» Goal
Return each entry exactly, omitting nothing.

Start Dataset records

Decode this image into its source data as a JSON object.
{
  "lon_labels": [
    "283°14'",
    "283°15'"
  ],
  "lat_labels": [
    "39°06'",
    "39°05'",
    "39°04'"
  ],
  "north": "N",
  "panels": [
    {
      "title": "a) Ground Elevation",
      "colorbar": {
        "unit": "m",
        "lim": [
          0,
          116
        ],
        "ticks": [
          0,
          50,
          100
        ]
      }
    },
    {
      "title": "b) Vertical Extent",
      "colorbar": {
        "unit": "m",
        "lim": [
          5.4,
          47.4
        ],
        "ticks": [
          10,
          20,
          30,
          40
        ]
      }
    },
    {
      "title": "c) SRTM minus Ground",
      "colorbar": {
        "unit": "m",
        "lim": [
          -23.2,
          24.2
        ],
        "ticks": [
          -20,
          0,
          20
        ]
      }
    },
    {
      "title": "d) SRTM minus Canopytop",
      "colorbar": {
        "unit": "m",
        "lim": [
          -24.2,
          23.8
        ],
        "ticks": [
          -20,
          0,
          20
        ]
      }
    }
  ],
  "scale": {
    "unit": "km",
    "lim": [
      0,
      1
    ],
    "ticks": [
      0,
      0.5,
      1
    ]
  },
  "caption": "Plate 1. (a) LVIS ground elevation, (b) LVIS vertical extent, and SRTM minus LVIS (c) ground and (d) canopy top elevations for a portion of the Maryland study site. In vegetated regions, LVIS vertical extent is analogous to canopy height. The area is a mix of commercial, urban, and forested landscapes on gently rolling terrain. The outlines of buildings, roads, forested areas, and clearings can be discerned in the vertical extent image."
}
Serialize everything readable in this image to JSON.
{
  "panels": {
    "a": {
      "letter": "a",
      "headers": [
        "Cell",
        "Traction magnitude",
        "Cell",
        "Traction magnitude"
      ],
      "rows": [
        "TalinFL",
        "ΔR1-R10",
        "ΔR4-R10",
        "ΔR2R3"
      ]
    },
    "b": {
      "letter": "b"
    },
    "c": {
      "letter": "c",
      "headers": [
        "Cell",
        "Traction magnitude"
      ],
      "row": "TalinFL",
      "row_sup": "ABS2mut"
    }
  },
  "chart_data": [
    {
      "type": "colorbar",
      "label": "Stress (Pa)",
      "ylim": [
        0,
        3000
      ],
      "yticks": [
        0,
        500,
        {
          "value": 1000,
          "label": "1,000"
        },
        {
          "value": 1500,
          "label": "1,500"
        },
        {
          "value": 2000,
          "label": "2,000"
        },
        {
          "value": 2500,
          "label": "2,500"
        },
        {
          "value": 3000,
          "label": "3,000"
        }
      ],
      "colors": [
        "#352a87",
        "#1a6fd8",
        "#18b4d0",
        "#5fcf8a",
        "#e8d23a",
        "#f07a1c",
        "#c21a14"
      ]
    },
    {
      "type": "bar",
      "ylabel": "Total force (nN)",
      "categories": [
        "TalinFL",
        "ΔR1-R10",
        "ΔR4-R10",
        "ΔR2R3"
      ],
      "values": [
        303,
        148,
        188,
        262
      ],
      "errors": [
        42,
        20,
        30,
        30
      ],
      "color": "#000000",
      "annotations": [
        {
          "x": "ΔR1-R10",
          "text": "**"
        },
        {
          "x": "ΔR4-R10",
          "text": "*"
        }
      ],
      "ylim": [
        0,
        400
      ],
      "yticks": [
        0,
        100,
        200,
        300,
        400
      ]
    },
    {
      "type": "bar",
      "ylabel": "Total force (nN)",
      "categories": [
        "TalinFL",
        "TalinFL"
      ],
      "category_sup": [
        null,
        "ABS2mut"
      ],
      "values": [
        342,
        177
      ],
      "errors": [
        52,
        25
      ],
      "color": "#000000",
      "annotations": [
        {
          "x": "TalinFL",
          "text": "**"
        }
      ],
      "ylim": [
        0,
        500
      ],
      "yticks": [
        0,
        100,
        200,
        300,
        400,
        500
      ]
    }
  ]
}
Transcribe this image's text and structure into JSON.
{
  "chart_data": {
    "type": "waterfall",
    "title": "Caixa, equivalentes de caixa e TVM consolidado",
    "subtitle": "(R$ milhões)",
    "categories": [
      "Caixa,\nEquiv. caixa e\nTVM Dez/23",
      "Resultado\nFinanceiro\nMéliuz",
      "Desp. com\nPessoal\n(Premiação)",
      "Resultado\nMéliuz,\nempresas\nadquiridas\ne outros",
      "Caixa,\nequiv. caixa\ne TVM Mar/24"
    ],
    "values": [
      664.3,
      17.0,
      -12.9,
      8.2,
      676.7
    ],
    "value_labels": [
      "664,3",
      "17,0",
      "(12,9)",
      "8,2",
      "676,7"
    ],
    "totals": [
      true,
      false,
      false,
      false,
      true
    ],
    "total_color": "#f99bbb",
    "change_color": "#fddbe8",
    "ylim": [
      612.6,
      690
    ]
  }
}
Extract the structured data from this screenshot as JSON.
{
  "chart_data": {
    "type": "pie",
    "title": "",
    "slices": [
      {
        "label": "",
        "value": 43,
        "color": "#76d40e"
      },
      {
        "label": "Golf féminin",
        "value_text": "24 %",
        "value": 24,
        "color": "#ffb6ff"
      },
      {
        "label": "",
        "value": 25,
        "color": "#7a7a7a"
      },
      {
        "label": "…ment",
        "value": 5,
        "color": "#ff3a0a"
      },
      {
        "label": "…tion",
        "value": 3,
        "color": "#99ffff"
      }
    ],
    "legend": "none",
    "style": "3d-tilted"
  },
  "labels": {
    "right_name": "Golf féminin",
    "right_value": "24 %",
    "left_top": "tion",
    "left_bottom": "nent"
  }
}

End Dataset records

» The reply
Decode this image into its source data as a JSON object.
{
  "lon_labels": [
    "283°14'",
    "283°15'"
  ],
  "lat_labels": [
    "39°06'",
    "39°05'",
    "39°04'"
  ],
  "north": "N",
  "panels": [
    {
      "title": "a) Ground Elevation",
      "colorbar": {
        "unit": "m",
        "lim": [
          0,
          116
        ],
        "ticks": [
          0,
          50,
          100
        ]
      }
    },
    {
      "title": "b) Vertical Extent",
      "colorbar": {
        "unit": "m",
        "lim": [
          5.4,
          47.4
        ],
        "ticks": [
          10,
          20,
          30,
          40
        ]
      }
    },
    {
      "title": "c) SRTM minus Ground",
      "colorbar": {
        "unit": "m",
        "lim": [
          -23.2,
          24.2
        ],
        "ticks": [
          -20,
          0,
          20
        ]
      }
    },
    {
      "title": "d) SRTM minus Canopytop",
      "colorbar": {
        "unit": "m",
        "lim": [
          -24.2,
          23.8
        ],
        "ticks": [
          -20,
          0,
          20
        ]
      }
    }
  ],
  "scale": {
    "unit": "km",
    "lim": [
      0,
      1
    ],
    "ticks": [
      0,
      0.5,
      1
    ]
  },
  "caption": "Plate 1. (a) LVIS ground elevation, (b) LVIS vertical extent, and SRTM minus LVIS (c) ground and (d) canopy top elevations for a portion of the Maryland study site. In vegetated regions, LVIS vertical extent is analogous to canopy height. The area is a mix of commercial, urban, and forested landscapes on gently rolling terrain. The outlines of buildings, roads, forested areas, and clearings can be discerned in the vertical extent image."
}
Serialize everything readable in this image to JSON.
{
  "panels": {
    "a": {
      "letter": "a",
      "headers": [
        "Cell",
        "Traction magnitude",
        "Cell",
        "Traction magnitude"
      ],
      "rows": [
        "TalinFL",
        "ΔR1-R10",
        "ΔR4-R10",
        "ΔR2R3"
      ]
    },
    "b": {
      "letter": "b"
    },
    "c": {
      "letter": "c",
      "headers": [
        "Cell",
        "Traction magnitude"
      ],
      "row": "TalinFL",
      "row_sup": "ABS2mut"
    }
  },
  "chart_data": [
    {
      "type": "colorbar",
      "label": "Stress (Pa)",
      "ylim": [
        0,
        3000
      ],
      "yticks": [
        0,
        500,
        {
          "value": 1000,
          "label": "1,000"
        },
        {
          "value": 1500,
          "label": "1,500"
        },
        {
          "value": 2000,
          "label": "2,000"
        },
        {
          "value": 2500,
          "label": "2,500"
        },
        {
          "value": 3000,
          "label": "3,000"
        }
      ],
      "colors": [
        "#352a87",
        "#1a6fd8",
        "#18b4d0",
        "#5fcf8a",
        "#e8d23a",
        "#f07a1c",
        "#c21a14"
      ]
    },
    {
      "type": "bar",
      "ylabel": "Total force (nN)",
      "categories": [
        "TalinFL",
        "ΔR1-R10",
        "ΔR4-R10",
        "ΔR2R3"
      ],
      "values": [
        303,
        148,
        188,
        262
      ],
      "errors": [
        42,
        20,
        30,
        30
      ],
      "color": "#000000",
      "annotations": [
        {
          "x": "ΔR1-R10",
          "text": "**"
        },
        {
          "x": "ΔR4-R10",
          "text": "*"
        }
      ],
      "ylim": [
        0,
        400
      ],
      "yticks": [
        0,
        100,
        200,
        300,
        400
      ]
    },
    {
      "type": "bar",
      "ylabel": "Total force (nN)",
      "categories": [
        "TalinFL",
        "TalinFL"
      ],
      "category_sup": [
        null,
        "ABS2mut"
      ],
      "values": [
        342,
        177
      ],
      "errors": [
        52,
        25
      ],
      "color": "#000000",
      "annotations": [
        {
          "x": "TalinFL",
          "text": "**"
        }
      ],
      "ylim": [
        0,
        500
      ],
      "yticks": [
        0,
        100,
        200,
        300,
        400,
        500
      ]
    }
  ]
}
Transcribe this image's text and structure into JSON.
{
  "chart_data": {
    "type": "waterfall",
    "title": "Caixa, equivalentes de caixa e TVM consolidado",
    "subtitle": "(R$ milhões)",
    "categories": [
      "Caixa,\nEquiv. caixa e\nTVM Dez/23",
      "Resultado\nFinanceiro\nMéliuz",
      "Desp. com\nPessoal\n(Premiação)",
      "Resultado\nMéliuz,\nempresas\nadquiridas\ne outros",
      "Caixa,\nequiv. caixa\ne TVM Mar/24"
    ],
    "values": [
      664.3,
      17.0,
      -12.9,
      8.2,
      676.7
    ],
    "value_labels": [
      "664,3",
      "17,0",
      "(12,9)",
      "8,2",
      "676,7"
    ],
    "totals": [
      true,
      false,
      false,
      false,
      true
    ],
    "total_color": "#f99bbb",
    "change_color": "#fddbe8",
    "ylim": [
      612.6,
      690
    ]
  }
}
Extract the structured data from this screenshot as JSON.
{
  "chart_data": {
    "type": "pie",
    "title": "",
    "slices": [
      {
        "label": "",
        "value": 43,
        "color": "#76d40e"
      },
      {
        "label": "Golf féminin",
        "value_text": "24 %",
        "value": 24,
        "color": "#ffb6ff"
      },
      {
        "label": "",
        "value": 25,
        "color": "#7a7a7a"
      },
      {
        "label": "…ment",
        "value": 5,
        "color": "#ff3a0a"
      },
      {
        "label": "…tion",
        "value": 3,
        "color": "#99ffff"
      }
    ],
    "legend": "none",
    "style": "3d-tilted"
  },
  "labels": {
    "right_name": "Golf féminin",
    "right_value": "24 %",
    "left_top": "tion",
    "left_bottom": "nent"
  }
}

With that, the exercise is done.